═════ SUPPLIED INFORMATION ═════
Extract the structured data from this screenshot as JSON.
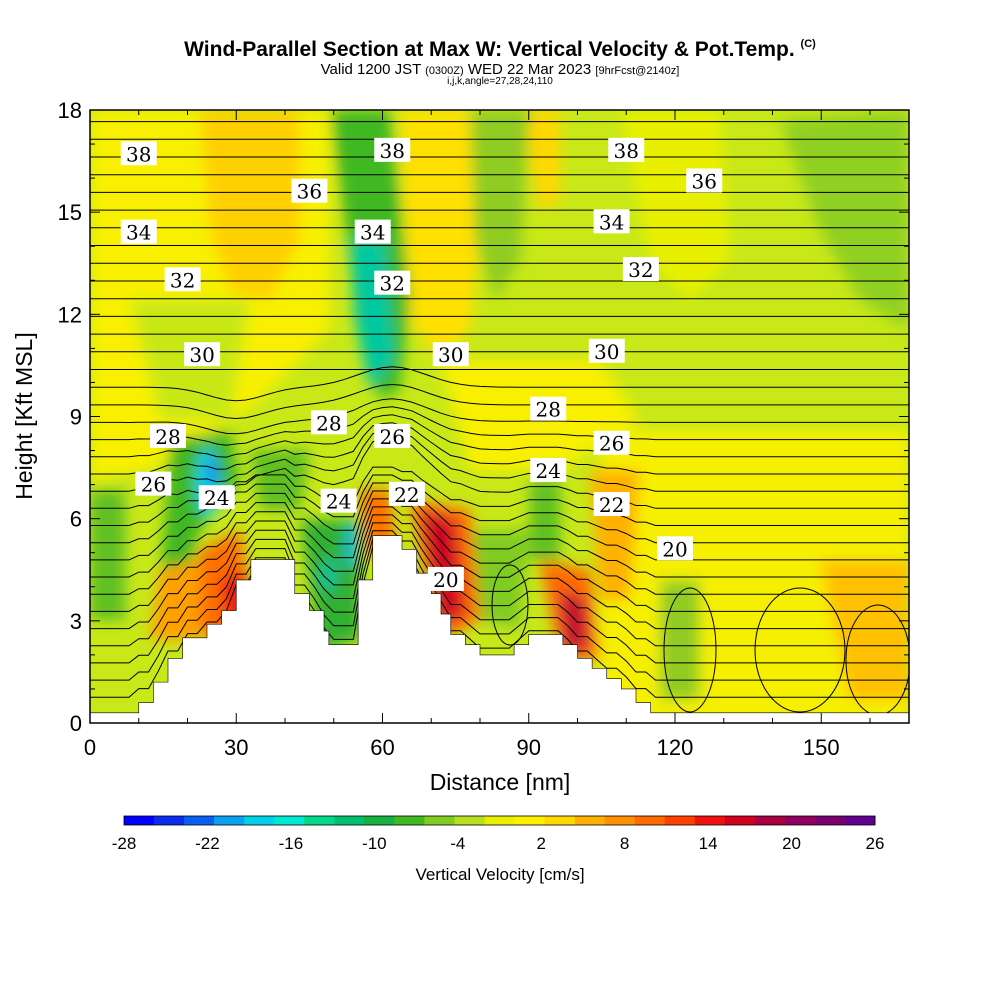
{
  "header": {
    "title": "Wind-Parallel Section at Max W: Vertical Velocity & Pot.Temp.",
    "title_mark": "(C)",
    "valid_prefix": "Valid 1200 JST",
    "valid_utc": "(0300Z)",
    "valid_date": "WED 22 Mar 2023",
    "forecast": "[9hrFcst@2140z]",
    "params": "i,j,k,angle=27,28,24,110"
  },
  "chart_data": {
    "type": "heatmap",
    "xlabel": "Distance [nm]",
    "ylabel": "Height [Kft MSL]",
    "xlim": [
      0,
      168
    ],
    "ylim": [
      0,
      18
    ],
    "xticks": [
      0,
      30,
      60,
      90,
      120,
      150
    ],
    "yticks": [
      0,
      3,
      6,
      9,
      12,
      15,
      18
    ],
    "colorbar": {
      "title": "Vertical Velocity [cm/s]",
      "ticks": [
        "-28",
        "-22",
        "-16",
        "-10",
        "-4",
        "2",
        "8",
        "14",
        "20",
        "26"
      ],
      "colors": [
        "#0000ff",
        "#0a2bf0",
        "#0a5ff0",
        "#0aa0f0",
        "#00d0e8",
        "#00e8d0",
        "#00d88a",
        "#00c070",
        "#18b040",
        "#40b820",
        "#80cc20",
        "#b8e020",
        "#e8f000",
        "#fff000",
        "#ffd800",
        "#ffb000",
        "#ff9000",
        "#ff6a00",
        "#ff4000",
        "#f01010",
        "#d00020",
        "#a80040",
        "#900060",
        "#780070",
        "#600090"
      ]
    },
    "terrain_top_kft": [
      [
        0,
        0.3
      ],
      [
        10,
        0.3
      ],
      [
        10,
        0.6
      ],
      [
        13,
        0.6
      ],
      [
        13,
        1.2
      ],
      [
        16,
        1.2
      ],
      [
        16,
        1.9
      ],
      [
        19,
        1.9
      ],
      [
        19,
        2.5
      ],
      [
        24,
        2.5
      ],
      [
        24,
        2.9
      ],
      [
        27,
        2.9
      ],
      [
        27,
        3.3
      ],
      [
        30,
        3.3
      ],
      [
        30,
        4.2
      ],
      [
        33,
        4.2
      ],
      [
        33,
        4.8
      ],
      [
        36,
        4.8
      ],
      [
        36,
        4.8
      ],
      [
        42,
        4.8
      ],
      [
        42,
        3.8
      ],
      [
        45,
        3.8
      ],
      [
        45,
        3.3
      ],
      [
        48,
        3.3
      ],
      [
        48,
        2.7
      ],
      [
        49,
        2.7
      ],
      [
        49,
        2.3
      ],
      [
        55,
        2.3
      ],
      [
        55,
        4.2
      ],
      [
        58,
        4.2
      ],
      [
        58,
        5.5
      ],
      [
        64,
        5.5
      ],
      [
        64,
        5.1
      ],
      [
        67,
        5.1
      ],
      [
        67,
        4.4
      ],
      [
        70,
        4.4
      ],
      [
        70,
        3.8
      ],
      [
        72,
        3.8
      ],
      [
        72,
        3.2
      ],
      [
        74,
        3.2
      ],
      [
        74,
        2.6
      ],
      [
        77,
        2.6
      ],
      [
        77,
        2.3
      ],
      [
        80,
        2.3
      ],
      [
        80,
        2.0
      ],
      [
        87,
        2.0
      ],
      [
        87,
        2.3
      ],
      [
        90,
        2.3
      ],
      [
        90,
        2.6
      ],
      [
        97,
        2.6
      ],
      [
        97,
        2.3
      ],
      [
        100,
        2.3
      ],
      [
        100,
        1.9
      ],
      [
        103,
        1.9
      ],
      [
        103,
        1.6
      ],
      [
        106,
        1.6
      ],
      [
        106,
        1.3
      ],
      [
        109,
        1.3
      ],
      [
        109,
        1.0
      ],
      [
        112,
        1.0
      ],
      [
        112,
        0.6
      ],
      [
        115,
        0.6
      ],
      [
        115,
        0.3
      ],
      [
        168,
        0.3
      ]
    ],
    "isentrope_labels": [
      {
        "text": "38",
        "x": 10,
        "y": 16.7
      },
      {
        "text": "38",
        "x": 62,
        "y": 16.8
      },
      {
        "text": "38",
        "x": 110,
        "y": 16.8
      },
      {
        "text": "36",
        "x": 45,
        "y": 15.6
      },
      {
        "text": "36",
        "x": 126,
        "y": 15.9
      },
      {
        "text": "34",
        "x": 10,
        "y": 14.4
      },
      {
        "text": "34",
        "x": 58,
        "y": 14.4
      },
      {
        "text": "34",
        "x": 107,
        "y": 14.7
      },
      {
        "text": "32",
        "x": 19,
        "y": 13.0
      },
      {
        "text": "32",
        "x": 62,
        "y": 12.9
      },
      {
        "text": "32",
        "x": 113,
        "y": 13.3
      },
      {
        "text": "30",
        "x": 23,
        "y": 10.8
      },
      {
        "text": "30",
        "x": 74,
        "y": 10.8
      },
      {
        "text": "30",
        "x": 106,
        "y": 10.9
      },
      {
        "text": "28",
        "x": 16,
        "y": 8.4
      },
      {
        "text": "28",
        "x": 49,
        "y": 8.8
      },
      {
        "text": "28",
        "x": 94,
        "y": 9.2
      },
      {
        "text": "26",
        "x": 13,
        "y": 7.0
      },
      {
        "text": "26",
        "x": 62,
        "y": 8.4
      },
      {
        "text": "26",
        "x": 107,
        "y": 8.2
      },
      {
        "text": "24",
        "x": 26,
        "y": 6.6
      },
      {
        "text": "24",
        "x": 51,
        "y": 6.5
      },
      {
        "text": "24",
        "x": 94,
        "y": 7.4
      },
      {
        "text": "22",
        "x": 65,
        "y": 6.7
      },
      {
        "text": "22",
        "x": 107,
        "y": 6.4
      },
      {
        "text": "20",
        "x": 73,
        "y": 4.2
      },
      {
        "text": "20",
        "x": 120,
        "y": 5.1
      }
    ]
  }
}
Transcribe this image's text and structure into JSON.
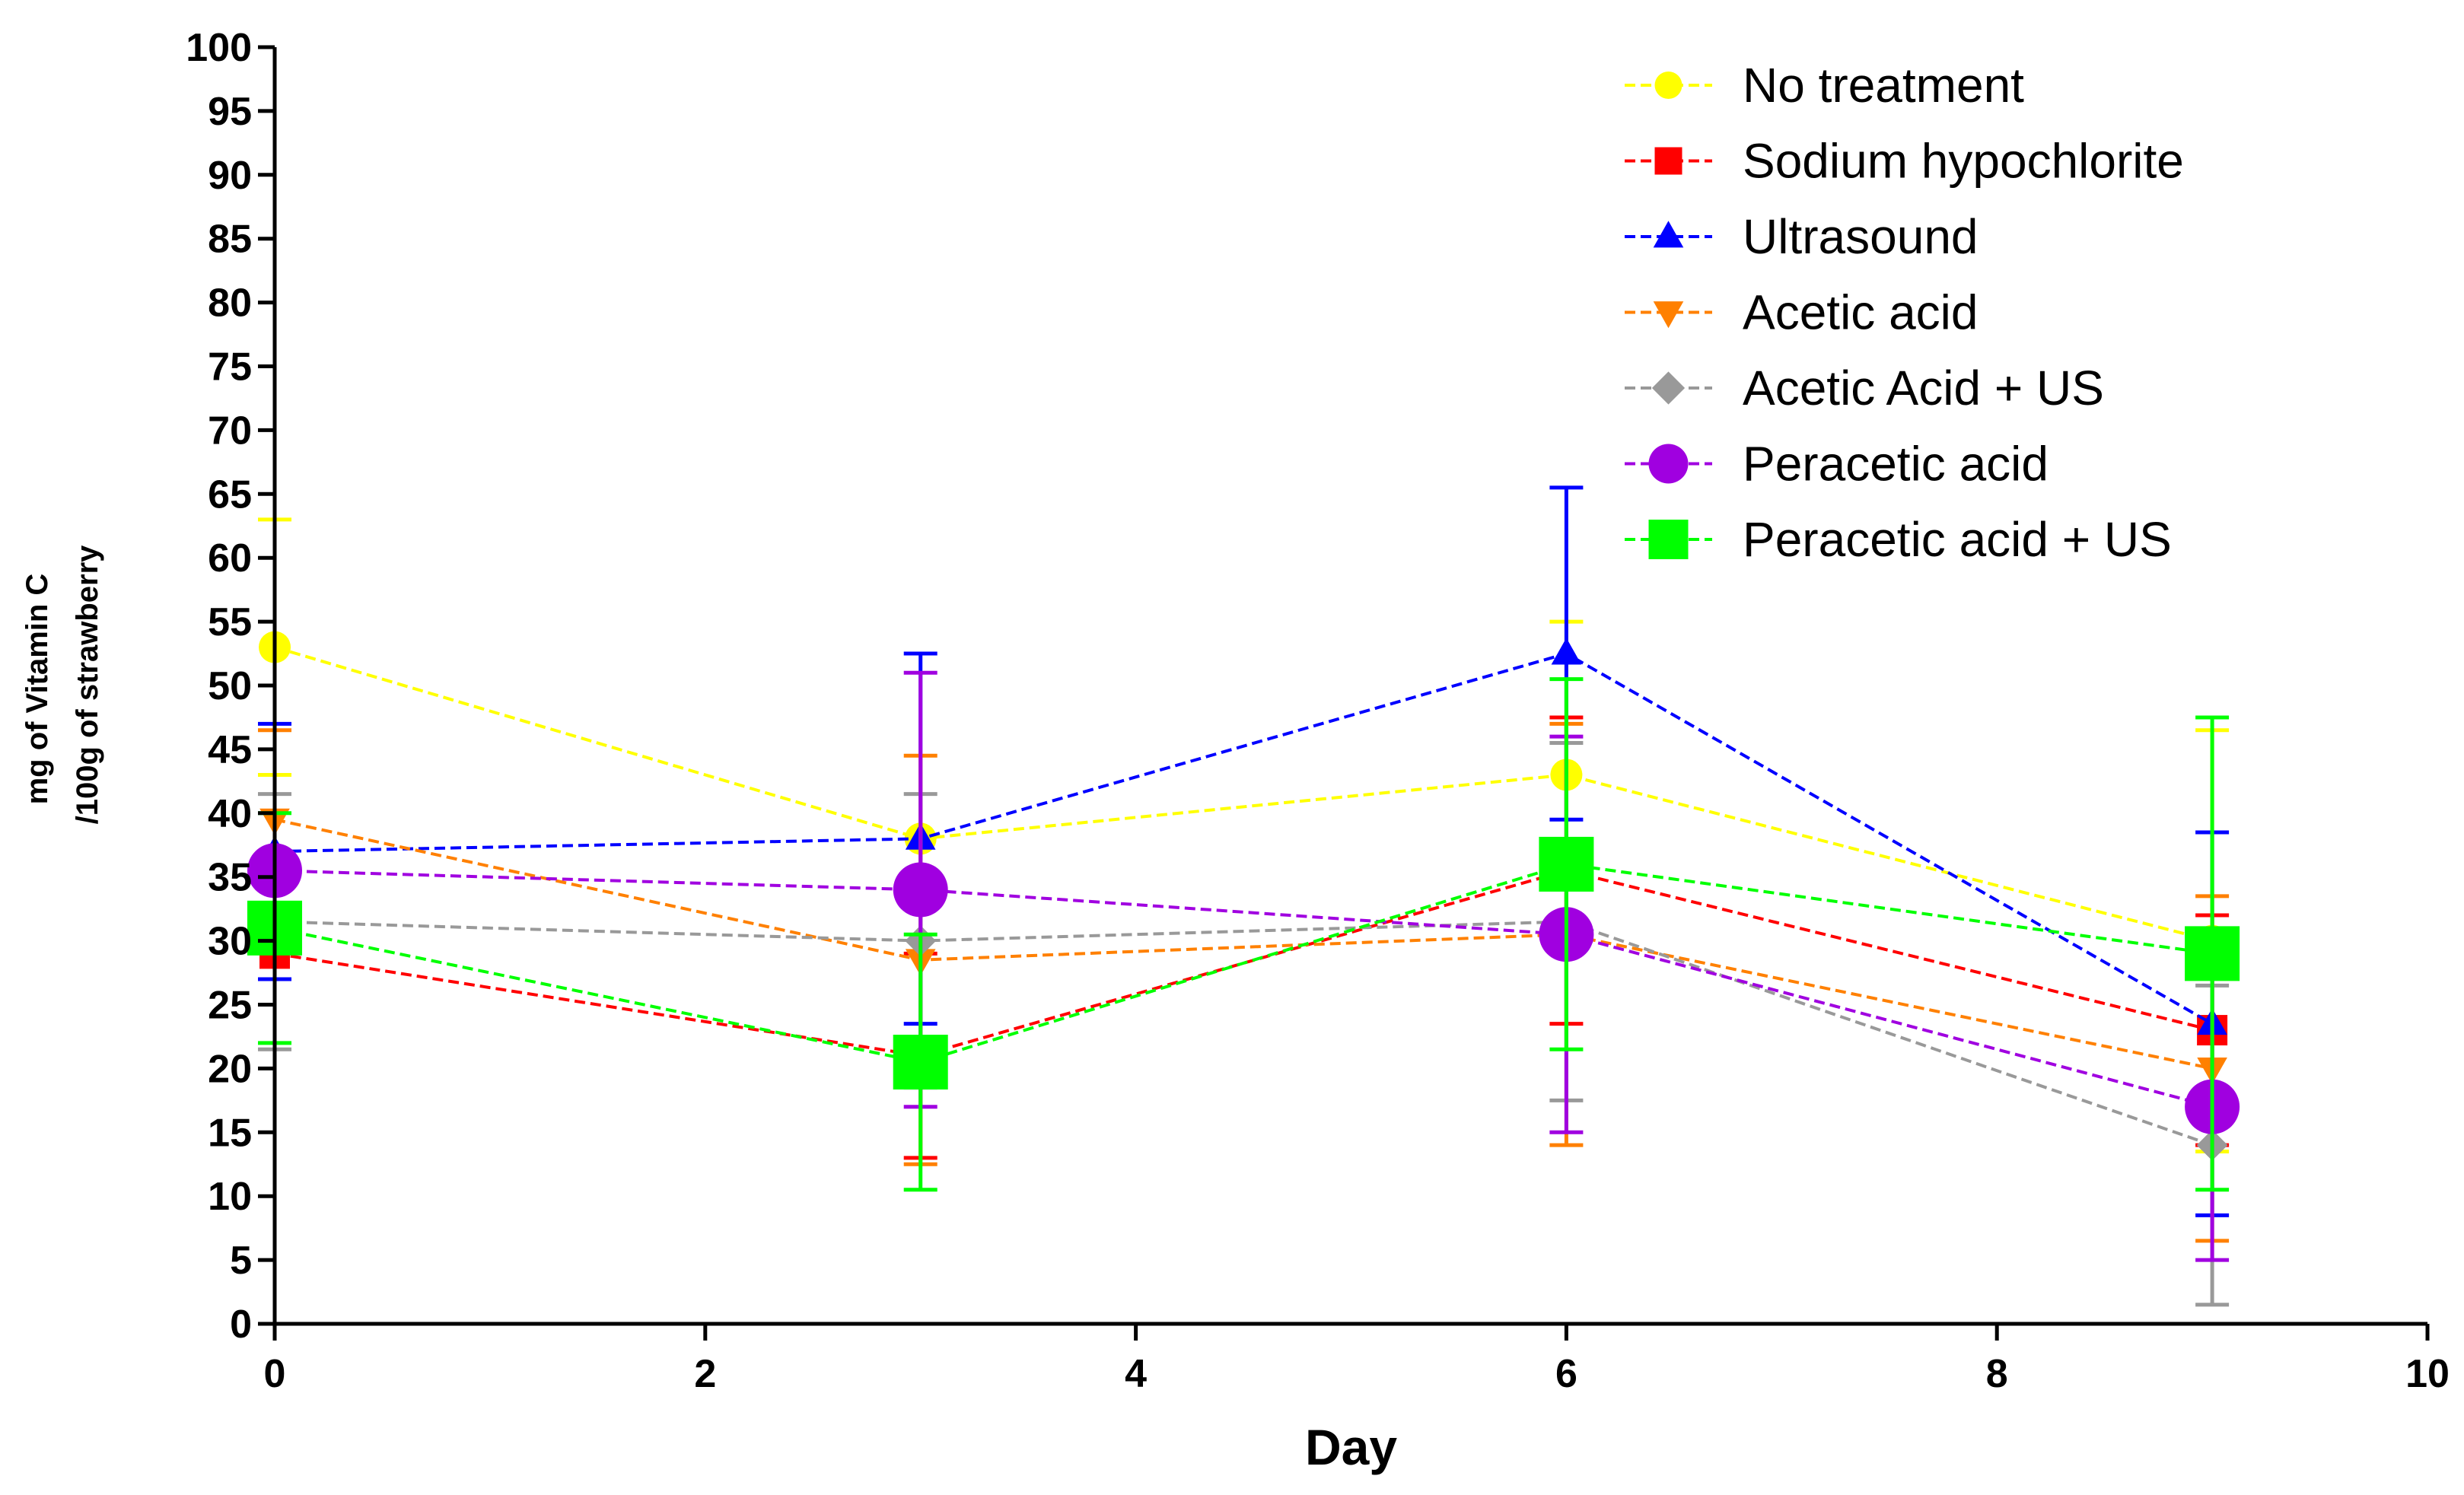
{
  "chart_data": {
    "type": "line",
    "title": "",
    "xlabel": "Day",
    "ylabel_lines": [
      "mg of Vitamin C",
      "/100g of strawberry"
    ],
    "xlim": [
      0,
      10
    ],
    "ylim": [
      0,
      100
    ],
    "x_ticks": [
      0,
      2,
      4,
      6,
      8,
      10
    ],
    "y_ticks": [
      0,
      5,
      10,
      15,
      20,
      25,
      30,
      35,
      40,
      45,
      50,
      55,
      60,
      65,
      70,
      75,
      80,
      85,
      90,
      95,
      100
    ],
    "grid": false,
    "legend_position": "top-right",
    "x": [
      0,
      3,
      6,
      9
    ],
    "series": [
      {
        "name": "No treatment",
        "color": "#ffff00",
        "marker": "circle",
        "values": [
          53,
          38,
          43,
          30
        ],
        "err": [
          10,
          0,
          12,
          16.5
        ]
      },
      {
        "name": "Sodium hypochlorite",
        "color": "#ff0000",
        "marker": "square",
        "values": [
          29,
          21,
          35.5,
          23
        ],
        "err": [
          0,
          8,
          12,
          9
        ]
      },
      {
        "name": "Ultrasound",
        "color": "#0000ff",
        "marker": "triangle-up",
        "values": [
          37,
          38,
          52.5,
          23.5
        ],
        "err": [
          10,
          14.5,
          13,
          15
        ]
      },
      {
        "name": "Acetic acid",
        "color": "#ff8000",
        "marker": "triangle-down",
        "values": [
          39.5,
          28.5,
          30.5,
          20
        ],
        "err": [
          7,
          16,
          16.5,
          13.5
        ]
      },
      {
        "name": "Acetic Acid + US",
        "color": "#999999",
        "marker": "diamond",
        "values": [
          31.5,
          30,
          31.5,
          14
        ],
        "err": [
          10,
          11.5,
          14,
          12.5
        ]
      },
      {
        "name": "Peracetic acid",
        "color": "#a000e0",
        "marker": "circle",
        "values": [
          35.5,
          34,
          30.5,
          17
        ],
        "err": [
          0,
          17,
          15.5,
          12
        ]
      },
      {
        "name": "Peracetic acid + US",
        "color": "#00ff00",
        "marker": "square",
        "values": [
          31,
          20.5,
          36,
          29
        ],
        "err": [
          9,
          10,
          14.5,
          18.5
        ]
      }
    ]
  }
}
═════
> **AIM**
Read the lines above. Gather those in which the string "marker" is found.

> **ANSWER TO THE PROBLEM**
        "marker": "circle",
        "marker": "square",
        "marker": "triangle-up",
        "marker": "triangle-down",
        "marker": "diamond",
        "marker": "circle",
        "marker": "square",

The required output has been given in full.